Objective: Write out all lines holding the word "passing".

Provided records:
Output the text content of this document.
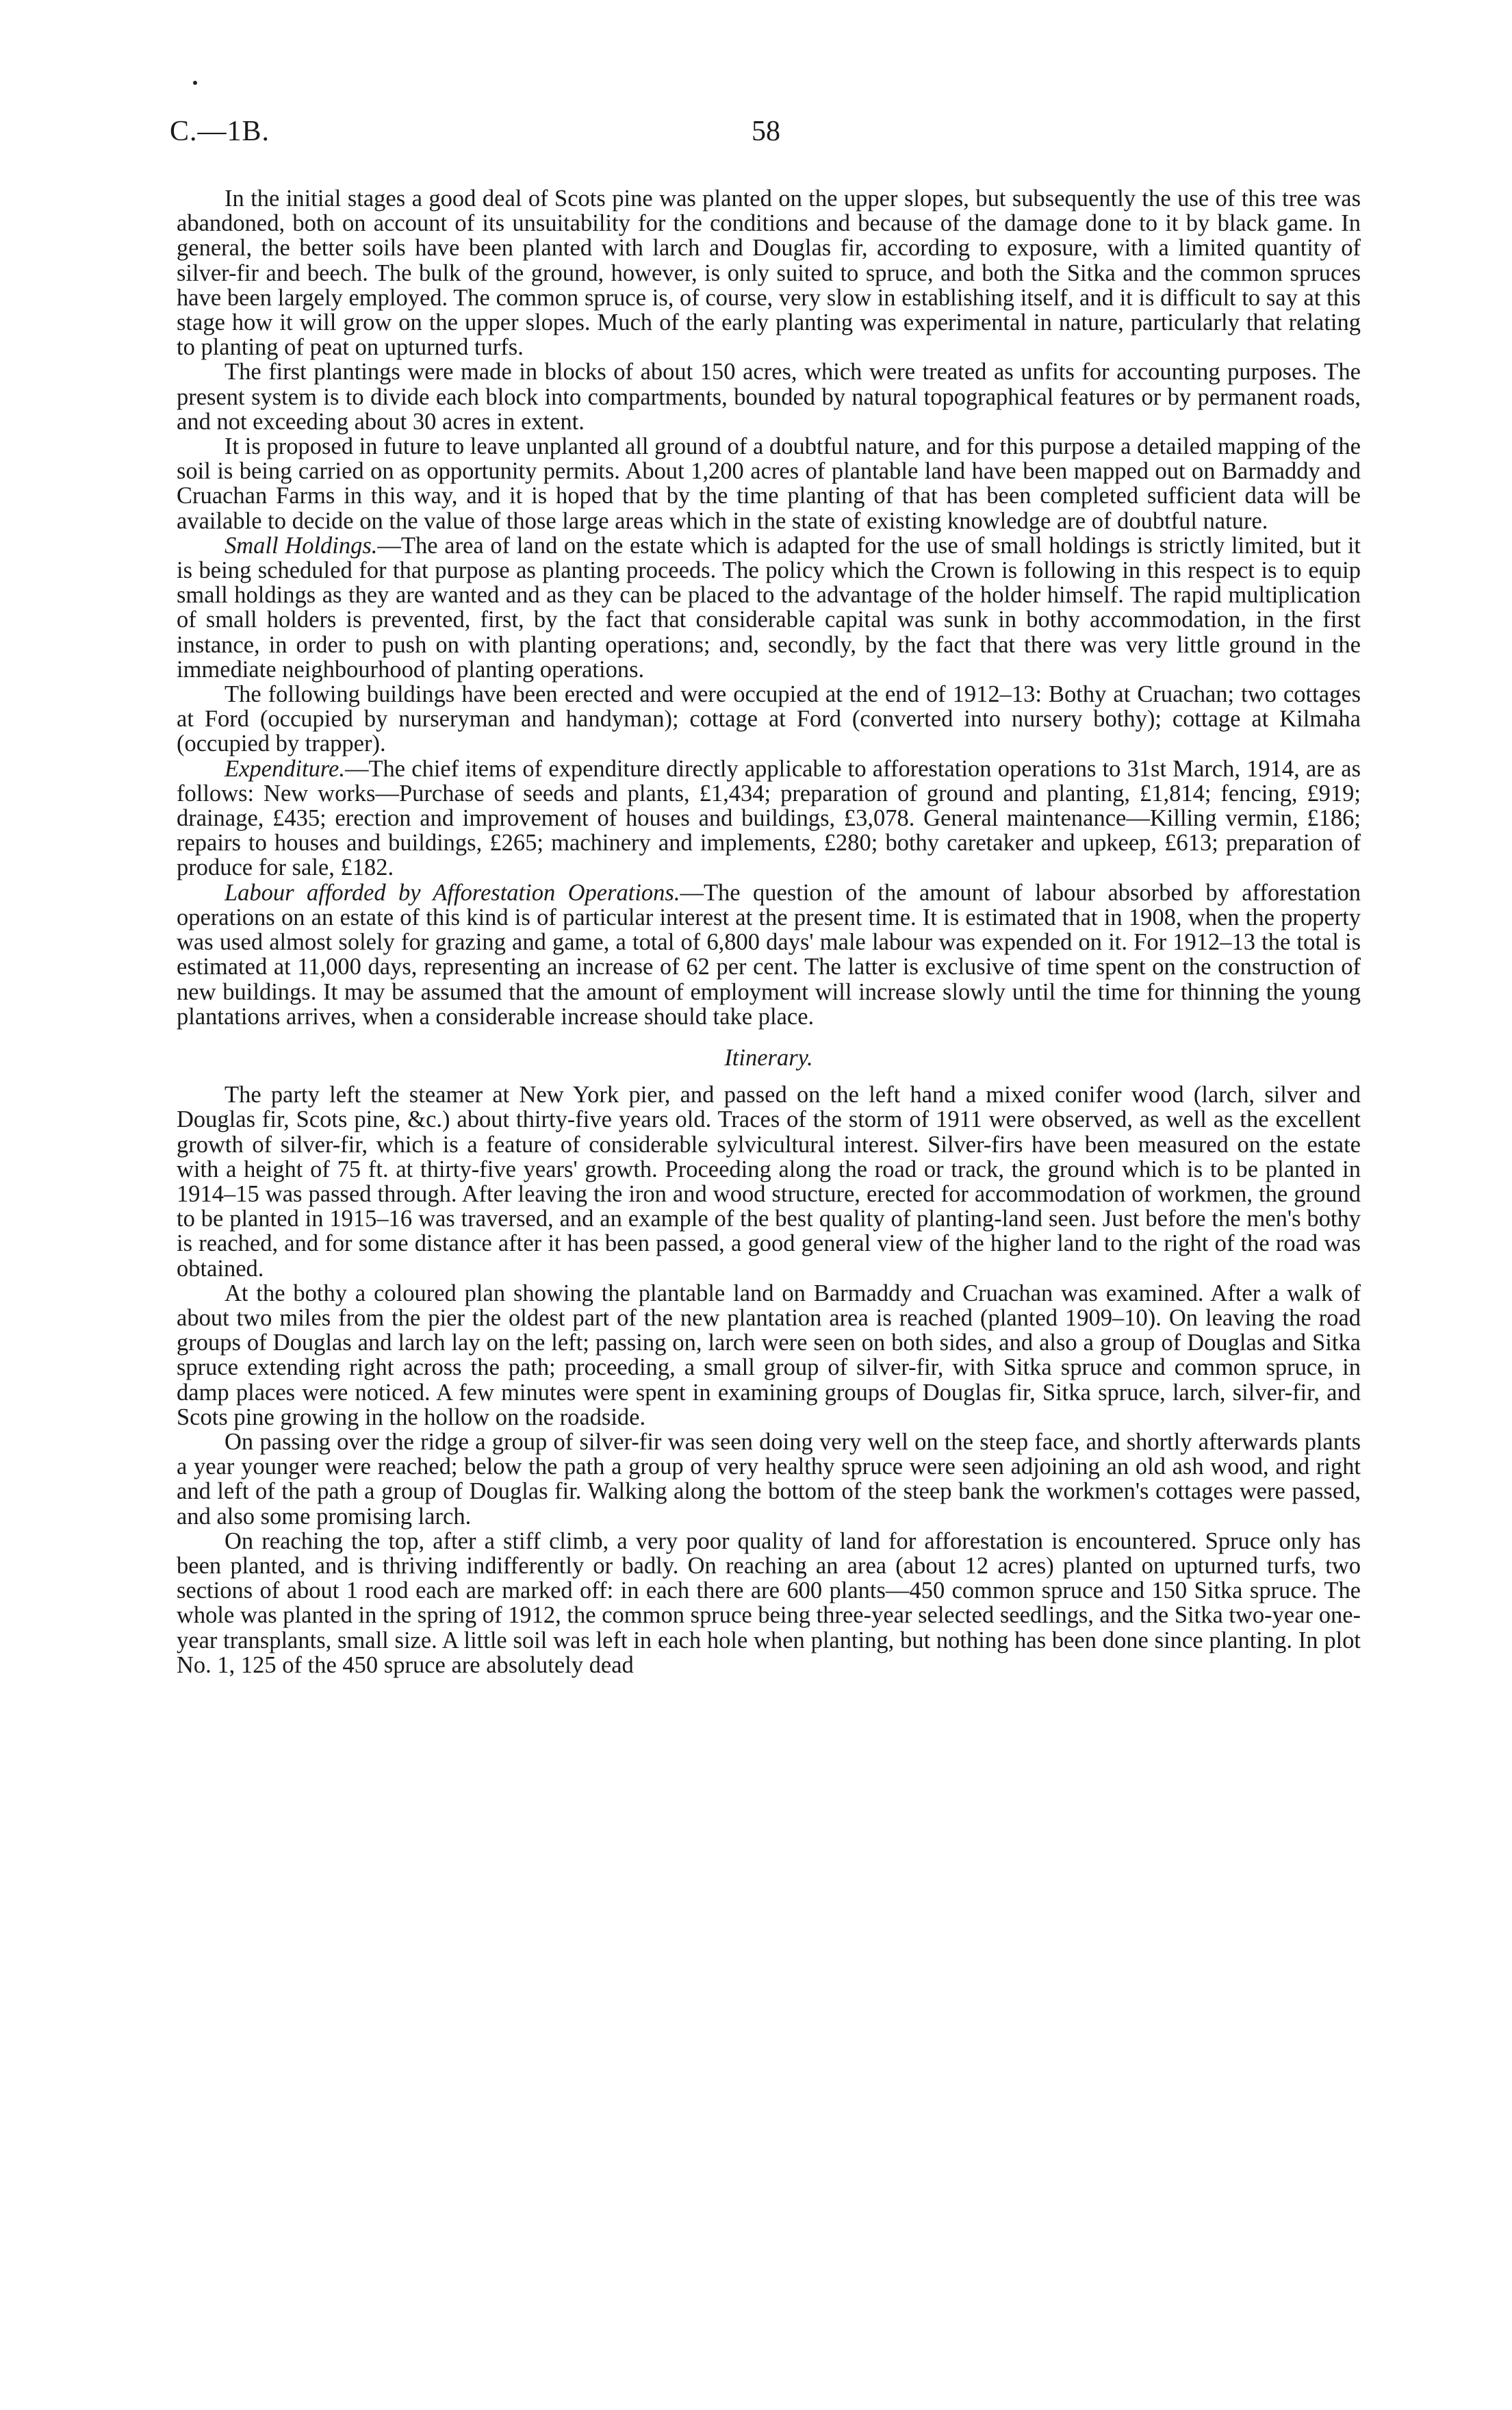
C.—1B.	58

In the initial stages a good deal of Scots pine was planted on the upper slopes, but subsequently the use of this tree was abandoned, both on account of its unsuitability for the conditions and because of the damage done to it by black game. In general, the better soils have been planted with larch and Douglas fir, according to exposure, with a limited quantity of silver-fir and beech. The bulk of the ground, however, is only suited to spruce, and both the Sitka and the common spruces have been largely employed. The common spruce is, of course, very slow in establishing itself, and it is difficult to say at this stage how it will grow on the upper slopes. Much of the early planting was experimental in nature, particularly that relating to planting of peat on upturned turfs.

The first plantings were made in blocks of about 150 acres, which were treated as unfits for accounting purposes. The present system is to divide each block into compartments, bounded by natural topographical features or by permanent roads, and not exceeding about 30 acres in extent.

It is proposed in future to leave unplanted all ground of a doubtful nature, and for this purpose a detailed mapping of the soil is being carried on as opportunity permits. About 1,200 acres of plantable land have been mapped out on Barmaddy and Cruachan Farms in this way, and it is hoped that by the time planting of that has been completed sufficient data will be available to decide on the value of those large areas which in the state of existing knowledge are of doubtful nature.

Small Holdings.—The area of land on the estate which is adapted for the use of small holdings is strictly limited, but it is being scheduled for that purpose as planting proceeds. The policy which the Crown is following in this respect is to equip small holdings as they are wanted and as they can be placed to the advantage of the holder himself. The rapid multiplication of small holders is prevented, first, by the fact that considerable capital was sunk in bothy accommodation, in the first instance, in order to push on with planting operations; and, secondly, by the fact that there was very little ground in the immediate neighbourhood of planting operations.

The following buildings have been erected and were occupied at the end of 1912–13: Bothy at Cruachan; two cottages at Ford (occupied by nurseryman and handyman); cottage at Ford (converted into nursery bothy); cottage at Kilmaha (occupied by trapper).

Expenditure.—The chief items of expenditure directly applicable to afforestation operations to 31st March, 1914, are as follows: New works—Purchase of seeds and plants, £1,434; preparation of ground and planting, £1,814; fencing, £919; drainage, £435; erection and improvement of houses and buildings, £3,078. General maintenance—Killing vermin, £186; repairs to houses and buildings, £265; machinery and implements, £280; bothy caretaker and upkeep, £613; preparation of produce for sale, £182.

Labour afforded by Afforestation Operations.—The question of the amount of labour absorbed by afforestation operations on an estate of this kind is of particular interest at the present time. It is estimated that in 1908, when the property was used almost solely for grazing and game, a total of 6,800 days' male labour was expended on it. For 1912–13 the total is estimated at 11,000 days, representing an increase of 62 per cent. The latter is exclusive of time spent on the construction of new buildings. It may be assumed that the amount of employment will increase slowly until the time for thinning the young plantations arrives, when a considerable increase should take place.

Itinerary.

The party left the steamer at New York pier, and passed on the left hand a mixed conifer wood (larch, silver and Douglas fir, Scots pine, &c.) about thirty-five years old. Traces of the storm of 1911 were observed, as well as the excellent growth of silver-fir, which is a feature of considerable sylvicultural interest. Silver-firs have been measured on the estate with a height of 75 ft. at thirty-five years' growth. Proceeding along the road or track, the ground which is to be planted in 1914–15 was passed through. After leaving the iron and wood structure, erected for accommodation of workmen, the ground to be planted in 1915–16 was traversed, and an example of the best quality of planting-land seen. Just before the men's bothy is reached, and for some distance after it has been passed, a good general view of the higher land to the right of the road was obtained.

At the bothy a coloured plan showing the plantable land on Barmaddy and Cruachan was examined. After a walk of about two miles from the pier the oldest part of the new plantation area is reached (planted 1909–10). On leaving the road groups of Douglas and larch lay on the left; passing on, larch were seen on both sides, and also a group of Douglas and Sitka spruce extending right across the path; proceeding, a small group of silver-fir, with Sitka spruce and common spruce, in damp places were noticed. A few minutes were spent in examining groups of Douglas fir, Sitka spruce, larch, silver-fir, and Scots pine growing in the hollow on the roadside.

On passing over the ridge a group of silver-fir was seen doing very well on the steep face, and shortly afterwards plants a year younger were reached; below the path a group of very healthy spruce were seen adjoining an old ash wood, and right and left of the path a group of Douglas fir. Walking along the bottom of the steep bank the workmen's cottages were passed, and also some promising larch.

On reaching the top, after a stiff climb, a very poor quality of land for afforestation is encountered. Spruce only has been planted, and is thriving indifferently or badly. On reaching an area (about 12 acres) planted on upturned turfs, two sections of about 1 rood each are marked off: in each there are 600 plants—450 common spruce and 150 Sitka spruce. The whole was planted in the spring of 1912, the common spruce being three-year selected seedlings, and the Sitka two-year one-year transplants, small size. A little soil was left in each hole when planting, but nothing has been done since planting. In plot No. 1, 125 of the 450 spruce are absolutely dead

Answer to the exercise:
At the bothy a coloured plan showing the plantable land on Barmaddy and Cruachan was examined. After a walk of about two miles from the pier the oldest part of the new plantation area is reached (planted 1909–10). On leaving the road groups of Douglas and larch lay on the left; passing on, larch were seen on both sides, and also a group of Douglas and Sitka spruce extending right across the path; proceeding, a small group of silver-fir, with Sitka spruce and common spruce, in damp places were noticed. A few minutes were spent in examining groups of Douglas fir, Sitka spruce, larch, silver-fir, and Scots pine growing in the hollow on the roadside.
On passing over the ridge a group of silver-fir was seen doing very well on the steep face, and shortly afterwards plants a year younger were reached; below the path a group of very healthy spruce were seen adjoining an old ash wood, and right and left of the path a group of Douglas fir. Walking along the bottom of the steep bank the workmen's cottages were passed, and also some promising larch.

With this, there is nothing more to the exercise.